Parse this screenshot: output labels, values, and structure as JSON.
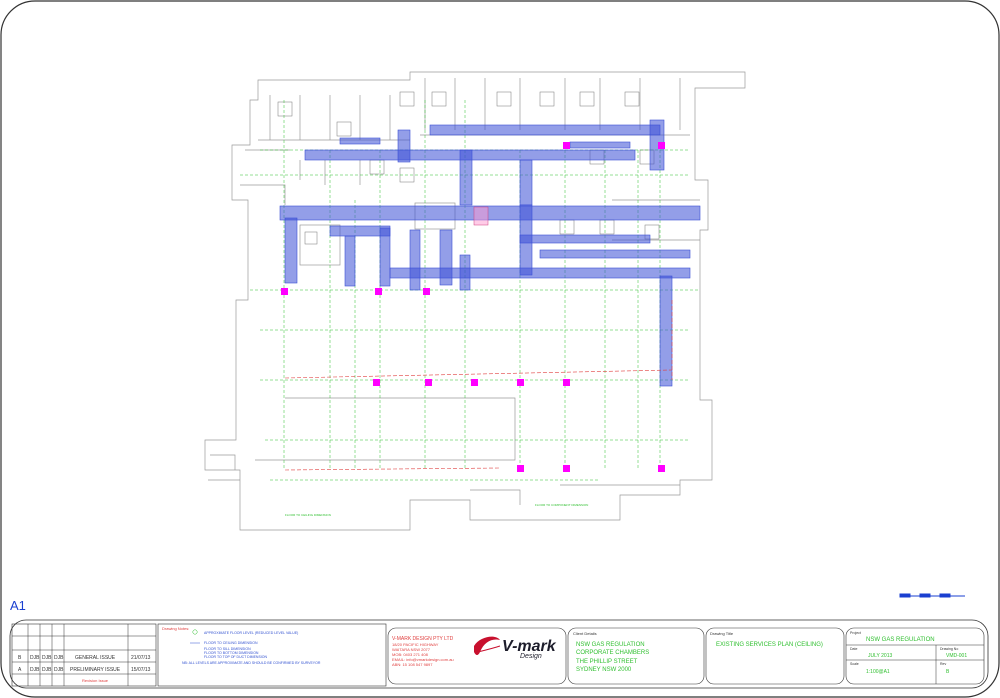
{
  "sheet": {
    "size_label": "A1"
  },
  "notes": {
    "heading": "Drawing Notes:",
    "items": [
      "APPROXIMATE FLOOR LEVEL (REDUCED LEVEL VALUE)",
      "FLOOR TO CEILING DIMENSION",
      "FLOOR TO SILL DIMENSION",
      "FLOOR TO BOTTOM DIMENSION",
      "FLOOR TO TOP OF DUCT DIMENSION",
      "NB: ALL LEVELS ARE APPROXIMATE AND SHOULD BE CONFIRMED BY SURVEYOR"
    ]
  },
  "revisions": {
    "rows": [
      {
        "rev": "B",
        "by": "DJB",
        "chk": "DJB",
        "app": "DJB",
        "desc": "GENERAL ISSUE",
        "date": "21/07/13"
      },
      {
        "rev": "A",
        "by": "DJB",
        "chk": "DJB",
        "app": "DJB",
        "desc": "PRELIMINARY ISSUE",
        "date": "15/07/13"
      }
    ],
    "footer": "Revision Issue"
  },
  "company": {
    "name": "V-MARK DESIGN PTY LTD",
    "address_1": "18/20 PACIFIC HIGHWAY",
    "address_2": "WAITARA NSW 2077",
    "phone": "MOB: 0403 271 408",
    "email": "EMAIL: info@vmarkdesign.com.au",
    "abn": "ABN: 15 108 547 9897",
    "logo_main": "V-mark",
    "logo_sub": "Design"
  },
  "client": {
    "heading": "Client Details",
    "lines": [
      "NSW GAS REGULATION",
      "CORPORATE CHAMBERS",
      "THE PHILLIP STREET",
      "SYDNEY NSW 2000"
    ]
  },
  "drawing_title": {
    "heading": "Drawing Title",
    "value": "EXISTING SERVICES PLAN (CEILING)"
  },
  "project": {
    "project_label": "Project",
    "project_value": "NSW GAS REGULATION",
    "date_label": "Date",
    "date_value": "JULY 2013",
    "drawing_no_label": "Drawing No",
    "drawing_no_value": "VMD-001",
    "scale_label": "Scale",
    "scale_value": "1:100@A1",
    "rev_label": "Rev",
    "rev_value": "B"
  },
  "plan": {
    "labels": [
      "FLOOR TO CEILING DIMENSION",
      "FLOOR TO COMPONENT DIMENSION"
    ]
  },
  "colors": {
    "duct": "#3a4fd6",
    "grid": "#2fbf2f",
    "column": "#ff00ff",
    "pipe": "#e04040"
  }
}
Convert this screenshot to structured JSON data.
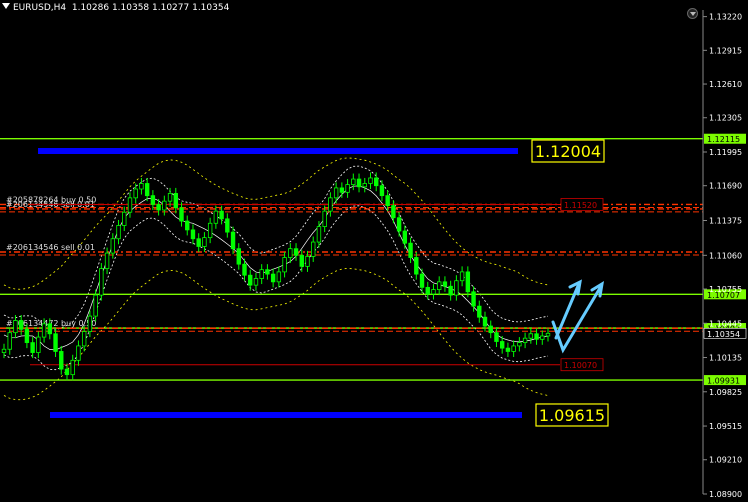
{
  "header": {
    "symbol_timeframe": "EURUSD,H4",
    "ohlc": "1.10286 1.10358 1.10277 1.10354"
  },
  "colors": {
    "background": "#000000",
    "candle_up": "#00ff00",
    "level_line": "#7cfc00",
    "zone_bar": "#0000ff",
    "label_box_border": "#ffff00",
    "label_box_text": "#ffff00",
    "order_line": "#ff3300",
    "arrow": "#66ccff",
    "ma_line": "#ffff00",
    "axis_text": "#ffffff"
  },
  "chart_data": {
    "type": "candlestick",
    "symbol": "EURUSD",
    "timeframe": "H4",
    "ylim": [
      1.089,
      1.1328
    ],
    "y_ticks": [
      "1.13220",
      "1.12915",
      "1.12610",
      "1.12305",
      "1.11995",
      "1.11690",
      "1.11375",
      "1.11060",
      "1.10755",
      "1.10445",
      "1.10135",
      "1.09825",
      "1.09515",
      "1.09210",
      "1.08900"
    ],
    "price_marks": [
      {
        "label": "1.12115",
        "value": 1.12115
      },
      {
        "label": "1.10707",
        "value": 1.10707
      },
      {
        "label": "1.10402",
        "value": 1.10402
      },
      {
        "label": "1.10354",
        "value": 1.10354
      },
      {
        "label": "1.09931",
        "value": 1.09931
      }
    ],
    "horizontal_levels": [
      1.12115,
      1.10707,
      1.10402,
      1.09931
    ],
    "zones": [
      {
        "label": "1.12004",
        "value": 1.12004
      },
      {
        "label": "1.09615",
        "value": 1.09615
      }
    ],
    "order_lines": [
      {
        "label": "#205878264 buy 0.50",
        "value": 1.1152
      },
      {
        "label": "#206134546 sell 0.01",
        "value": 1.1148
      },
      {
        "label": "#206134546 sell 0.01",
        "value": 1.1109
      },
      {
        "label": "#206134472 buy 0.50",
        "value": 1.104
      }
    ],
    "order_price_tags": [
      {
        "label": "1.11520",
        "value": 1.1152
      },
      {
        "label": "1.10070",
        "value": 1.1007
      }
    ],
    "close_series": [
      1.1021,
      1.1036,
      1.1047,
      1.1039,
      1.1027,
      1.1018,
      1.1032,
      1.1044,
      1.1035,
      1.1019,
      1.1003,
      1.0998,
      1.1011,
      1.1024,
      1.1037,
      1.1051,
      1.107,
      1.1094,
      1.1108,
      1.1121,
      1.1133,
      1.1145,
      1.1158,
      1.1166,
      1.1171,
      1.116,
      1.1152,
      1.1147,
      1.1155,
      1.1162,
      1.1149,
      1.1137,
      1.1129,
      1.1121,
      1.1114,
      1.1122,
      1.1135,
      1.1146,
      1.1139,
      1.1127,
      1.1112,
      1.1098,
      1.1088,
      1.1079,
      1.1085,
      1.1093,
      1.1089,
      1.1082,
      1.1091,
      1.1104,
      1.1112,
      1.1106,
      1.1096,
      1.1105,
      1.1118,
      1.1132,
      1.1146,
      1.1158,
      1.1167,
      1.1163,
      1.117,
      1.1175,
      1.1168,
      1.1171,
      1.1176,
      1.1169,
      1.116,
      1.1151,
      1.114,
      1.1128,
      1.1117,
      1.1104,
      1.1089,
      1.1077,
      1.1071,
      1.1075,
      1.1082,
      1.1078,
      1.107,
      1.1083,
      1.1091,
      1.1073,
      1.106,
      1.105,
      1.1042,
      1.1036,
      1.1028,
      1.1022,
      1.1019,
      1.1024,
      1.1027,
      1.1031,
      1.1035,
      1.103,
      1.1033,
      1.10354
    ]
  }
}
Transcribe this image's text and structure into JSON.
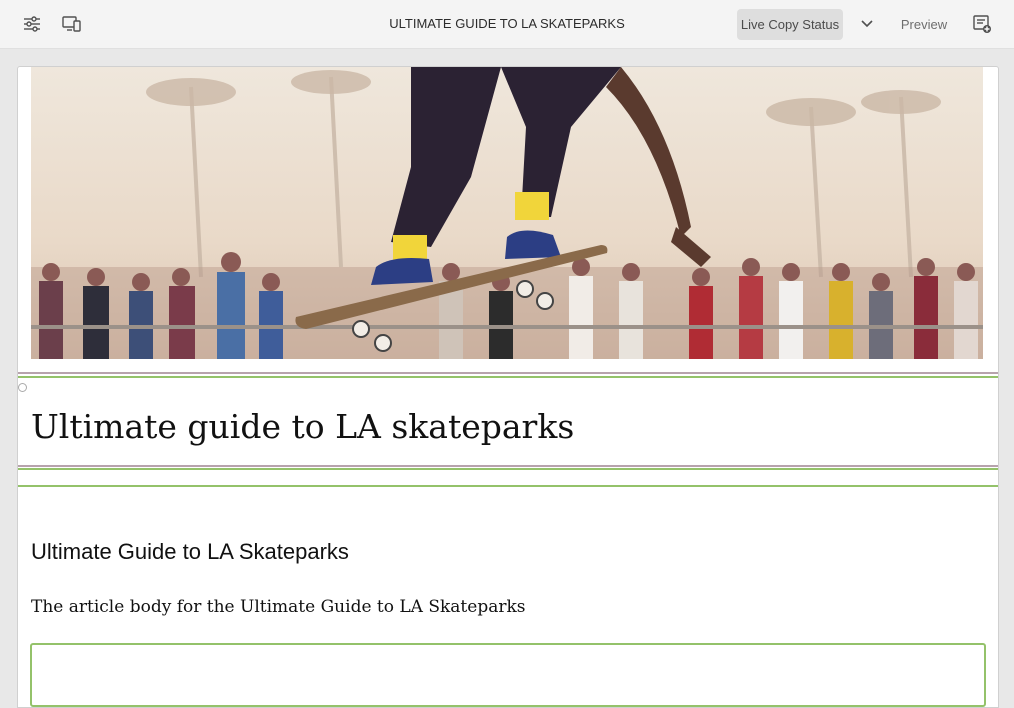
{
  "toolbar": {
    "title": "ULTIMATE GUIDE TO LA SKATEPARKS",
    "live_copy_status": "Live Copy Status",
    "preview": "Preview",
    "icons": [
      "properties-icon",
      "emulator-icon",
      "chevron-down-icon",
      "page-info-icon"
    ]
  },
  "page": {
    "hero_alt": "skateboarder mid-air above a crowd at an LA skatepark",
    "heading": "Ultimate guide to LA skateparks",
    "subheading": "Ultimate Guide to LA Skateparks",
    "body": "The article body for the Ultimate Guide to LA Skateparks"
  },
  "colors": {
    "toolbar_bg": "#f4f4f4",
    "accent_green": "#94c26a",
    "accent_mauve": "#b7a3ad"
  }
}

————————

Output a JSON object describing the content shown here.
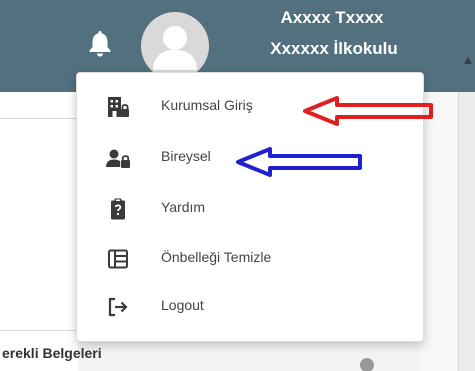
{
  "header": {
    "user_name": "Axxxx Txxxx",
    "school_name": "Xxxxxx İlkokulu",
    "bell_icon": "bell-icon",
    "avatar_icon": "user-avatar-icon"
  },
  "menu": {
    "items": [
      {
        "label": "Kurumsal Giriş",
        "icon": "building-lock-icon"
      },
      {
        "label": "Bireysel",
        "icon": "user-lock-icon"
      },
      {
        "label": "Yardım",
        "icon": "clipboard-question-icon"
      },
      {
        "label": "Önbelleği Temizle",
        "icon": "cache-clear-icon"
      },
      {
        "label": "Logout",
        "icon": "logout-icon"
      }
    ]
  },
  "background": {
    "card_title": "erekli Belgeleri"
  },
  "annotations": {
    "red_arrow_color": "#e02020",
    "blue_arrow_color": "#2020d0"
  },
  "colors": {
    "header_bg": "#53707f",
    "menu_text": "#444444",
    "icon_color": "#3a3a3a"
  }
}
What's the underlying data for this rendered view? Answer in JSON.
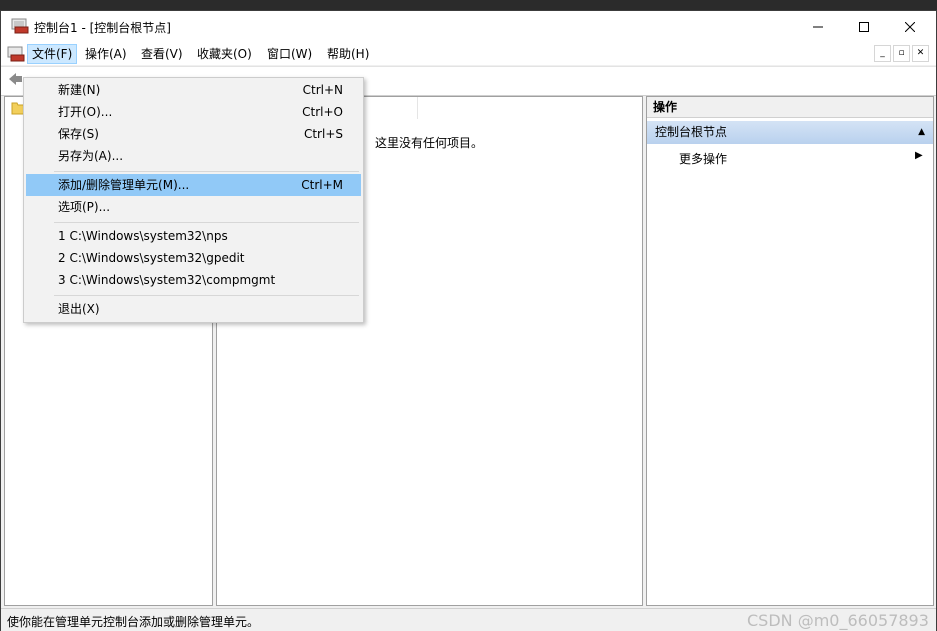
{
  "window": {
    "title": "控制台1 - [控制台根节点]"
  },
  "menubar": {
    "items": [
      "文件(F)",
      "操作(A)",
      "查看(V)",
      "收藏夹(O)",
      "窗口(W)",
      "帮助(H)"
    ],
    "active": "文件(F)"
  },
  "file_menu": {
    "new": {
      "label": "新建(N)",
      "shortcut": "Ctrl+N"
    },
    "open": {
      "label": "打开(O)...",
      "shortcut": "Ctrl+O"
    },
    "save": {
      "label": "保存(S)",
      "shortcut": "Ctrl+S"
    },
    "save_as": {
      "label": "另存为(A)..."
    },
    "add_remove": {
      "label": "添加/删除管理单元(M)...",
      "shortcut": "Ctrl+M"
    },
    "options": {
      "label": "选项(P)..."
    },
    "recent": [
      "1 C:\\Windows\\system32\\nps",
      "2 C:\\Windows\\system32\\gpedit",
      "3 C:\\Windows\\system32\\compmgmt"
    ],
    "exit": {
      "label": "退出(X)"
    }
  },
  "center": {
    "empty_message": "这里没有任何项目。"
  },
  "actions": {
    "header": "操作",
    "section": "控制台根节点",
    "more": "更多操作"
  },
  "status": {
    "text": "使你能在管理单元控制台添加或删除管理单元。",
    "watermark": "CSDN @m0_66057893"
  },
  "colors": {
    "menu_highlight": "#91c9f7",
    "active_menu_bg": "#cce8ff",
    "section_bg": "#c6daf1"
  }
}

————————

### Task to carry out
Gather each line holding the string "REGULATION".

### Exercise response
      "NSW GAS REGULATION",
    "project_value": "NSW GAS REGULATION",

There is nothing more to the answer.